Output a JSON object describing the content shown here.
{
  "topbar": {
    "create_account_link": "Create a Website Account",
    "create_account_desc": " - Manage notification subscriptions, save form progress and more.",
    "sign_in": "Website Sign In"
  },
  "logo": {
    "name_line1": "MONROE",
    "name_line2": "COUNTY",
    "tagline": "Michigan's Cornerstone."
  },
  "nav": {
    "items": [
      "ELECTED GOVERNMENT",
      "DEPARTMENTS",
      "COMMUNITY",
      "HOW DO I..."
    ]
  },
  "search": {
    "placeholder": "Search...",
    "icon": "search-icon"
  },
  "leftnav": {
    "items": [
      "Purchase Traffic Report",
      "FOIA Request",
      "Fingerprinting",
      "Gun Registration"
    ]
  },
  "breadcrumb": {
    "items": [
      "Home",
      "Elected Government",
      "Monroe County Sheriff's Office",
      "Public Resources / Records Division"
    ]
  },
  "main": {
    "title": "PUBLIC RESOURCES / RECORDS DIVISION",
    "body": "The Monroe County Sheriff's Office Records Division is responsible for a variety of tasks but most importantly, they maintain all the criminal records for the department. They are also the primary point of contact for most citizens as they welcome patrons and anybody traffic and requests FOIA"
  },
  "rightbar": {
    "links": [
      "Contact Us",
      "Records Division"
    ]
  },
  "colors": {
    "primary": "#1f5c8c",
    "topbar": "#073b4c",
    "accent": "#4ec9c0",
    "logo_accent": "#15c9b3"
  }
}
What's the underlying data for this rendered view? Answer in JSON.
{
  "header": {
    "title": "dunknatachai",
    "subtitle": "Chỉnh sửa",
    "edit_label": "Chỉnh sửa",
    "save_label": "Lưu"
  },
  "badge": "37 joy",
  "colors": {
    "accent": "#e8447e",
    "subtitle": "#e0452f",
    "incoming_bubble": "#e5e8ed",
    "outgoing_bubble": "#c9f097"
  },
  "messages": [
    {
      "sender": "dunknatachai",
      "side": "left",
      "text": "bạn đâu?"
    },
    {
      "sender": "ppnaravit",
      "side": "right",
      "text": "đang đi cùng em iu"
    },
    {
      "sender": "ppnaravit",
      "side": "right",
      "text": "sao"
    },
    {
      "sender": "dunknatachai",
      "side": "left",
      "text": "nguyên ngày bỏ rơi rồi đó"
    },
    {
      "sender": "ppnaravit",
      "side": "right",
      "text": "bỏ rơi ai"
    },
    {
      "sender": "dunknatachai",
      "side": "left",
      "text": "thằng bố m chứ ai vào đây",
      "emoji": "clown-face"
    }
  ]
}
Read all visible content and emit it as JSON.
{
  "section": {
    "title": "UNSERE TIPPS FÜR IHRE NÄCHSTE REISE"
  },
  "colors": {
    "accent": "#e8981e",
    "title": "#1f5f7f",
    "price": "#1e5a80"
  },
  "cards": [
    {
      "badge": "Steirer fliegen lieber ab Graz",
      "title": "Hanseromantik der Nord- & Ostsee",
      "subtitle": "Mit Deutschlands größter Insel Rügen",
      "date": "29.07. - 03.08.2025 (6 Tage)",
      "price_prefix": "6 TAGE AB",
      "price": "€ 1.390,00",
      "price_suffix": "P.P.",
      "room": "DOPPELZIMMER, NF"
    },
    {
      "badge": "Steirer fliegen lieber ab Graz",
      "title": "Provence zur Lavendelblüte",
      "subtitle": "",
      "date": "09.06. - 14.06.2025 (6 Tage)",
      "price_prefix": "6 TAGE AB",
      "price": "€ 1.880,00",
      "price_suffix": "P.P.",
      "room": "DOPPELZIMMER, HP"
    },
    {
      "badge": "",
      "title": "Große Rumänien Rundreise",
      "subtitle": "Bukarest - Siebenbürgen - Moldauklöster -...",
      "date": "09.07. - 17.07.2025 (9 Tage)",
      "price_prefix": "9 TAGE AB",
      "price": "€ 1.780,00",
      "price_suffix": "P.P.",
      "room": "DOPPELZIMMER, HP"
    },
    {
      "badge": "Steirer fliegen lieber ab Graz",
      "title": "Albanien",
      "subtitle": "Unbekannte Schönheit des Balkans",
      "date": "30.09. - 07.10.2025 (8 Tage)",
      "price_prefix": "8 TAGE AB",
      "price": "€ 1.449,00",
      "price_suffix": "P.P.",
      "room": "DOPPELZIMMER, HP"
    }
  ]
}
###
-- EXERCISE DETAILS --
Each line of the listing above should be output exactly.

-- OUTPUT FOR THIS TASK --
Output a JSON object describing the content shown here.
{
  "topbar": {
    "create_account_link": "Create a Website Account",
    "create_account_desc": " - Manage notification subscriptions, save form progress and more.",
    "sign_in": "Website Sign In"
  },
  "logo": {
    "name_line1": "MONROE",
    "name_line2": "COUNTY",
    "tagline": "Michigan's Cornerstone."
  },
  "nav": {
    "items": [
      "ELECTED GOVERNMENT",
      "DEPARTMENTS",
      "COMMUNITY",
      "HOW DO I..."
    ]
  },
  "search": {
    "placeholder": "Search...",
    "icon": "search-icon"
  },
  "leftnav": {
    "items": [
      "Purchase Traffic Report",
      "FOIA Request",
      "Fingerprinting",
      "Gun Registration"
    ]
  },
  "breadcrumb": {
    "items": [
      "Home",
      "Elected Government",
      "Monroe County Sheriff's Office",
      "Public Resources / Records Division"
    ]
  },
  "main": {
    "title": "PUBLIC RESOURCES / RECORDS DIVISION",
    "body": "The Monroe County Sheriff's Office Records Division is responsible for a variety of tasks but most importantly, they maintain all the criminal records for the department. They are also the primary point of contact for most citizens as they welcome patrons and anybody traffic and requests FOIA"
  },
  "rightbar": {
    "links": [
      "Contact Us",
      "Records Division"
    ]
  },
  "colors": {
    "primary": "#1f5c8c",
    "topbar": "#073b4c",
    "accent": "#4ec9c0",
    "logo_accent": "#15c9b3"
  }
}
What's the underlying data for this rendered view? Answer in JSON.
{
  "header": {
    "title": "dunknatachai",
    "subtitle": "Chỉnh sửa",
    "edit_label": "Chỉnh sửa",
    "save_label": "Lưu"
  },
  "badge": "37 joy",
  "colors": {
    "accent": "#e8447e",
    "subtitle": "#e0452f",
    "incoming_bubble": "#e5e8ed",
    "outgoing_bubble": "#c9f097"
  },
  "messages": [
    {
      "sender": "dunknatachai",
      "side": "left",
      "text": "bạn đâu?"
    },
    {
      "sender": "ppnaravit",
      "side": "right",
      "text": "đang đi cùng em iu"
    },
    {
      "sender": "ppnaravit",
      "side": "right",
      "text": "sao"
    },
    {
      "sender": "dunknatachai",
      "side": "left",
      "text": "nguyên ngày bỏ rơi rồi đó"
    },
    {
      "sender": "ppnaravit",
      "side": "right",
      "text": "bỏ rơi ai"
    },
    {
      "sender": "dunknatachai",
      "side": "left",
      "text": "thằng bố m chứ ai vào đây",
      "emoji": "clown-face"
    }
  ]
}
Read all visible content and emit it as JSON.
{
  "section": {
    "title": "UNSERE TIPPS FÜR IHRE NÄCHSTE REISE"
  },
  "colors": {
    "accent": "#e8981e",
    "title": "#1f5f7f",
    "price": "#1e5a80"
  },
  "cards": [
    {
      "badge": "Steirer fliegen lieber ab Graz",
      "title": "Hanseromantik der Nord- & Ostsee",
      "subtitle": "Mit Deutschlands größter Insel Rügen",
      "date": "29.07. - 03.08.2025 (6 Tage)",
      "price_prefix": "6 TAGE AB",
      "price": "€ 1.390,00",
      "price_suffix": "P.P.",
      "room": "DOPPELZIMMER, NF"
    },
    {
      "badge": "Steirer fliegen lieber ab Graz",
      "title": "Provence zur Lavendelblüte",
      "subtitle": "",
      "date": "09.06. - 14.06.2025 (6 Tage)",
      "price_prefix": "6 TAGE AB",
      "price": "€ 1.880,00",
      "price_suffix": "P.P.",
      "room": "DOPPELZIMMER, HP"
    },
    {
      "badge": "",
      "title": "Große Rumänien Rundreise",
      "subtitle": "Bukarest - Siebenbürgen - Moldauklöster -...",
      "date": "09.07. - 17.07.2025 (9 Tage)",
      "price_prefix": "9 TAGE AB",
      "price": "€ 1.780,00",
      "price_suffix": "P.P.",
      "room": "DOPPELZIMMER, HP"
    },
    {
      "badge": "Steirer fliegen lieber ab Graz",
      "title": "Albanien",
      "subtitle": "Unbekannte Schönheit des Balkans",
      "date": "30.09. - 07.10.2025 (8 Tage)",
      "price_prefix": "8 TAGE AB",
      "price": "€ 1.449,00",
      "price_suffix": "P.P.",
      "room": "DOPPELZIMMER, HP"
    }
  ]
}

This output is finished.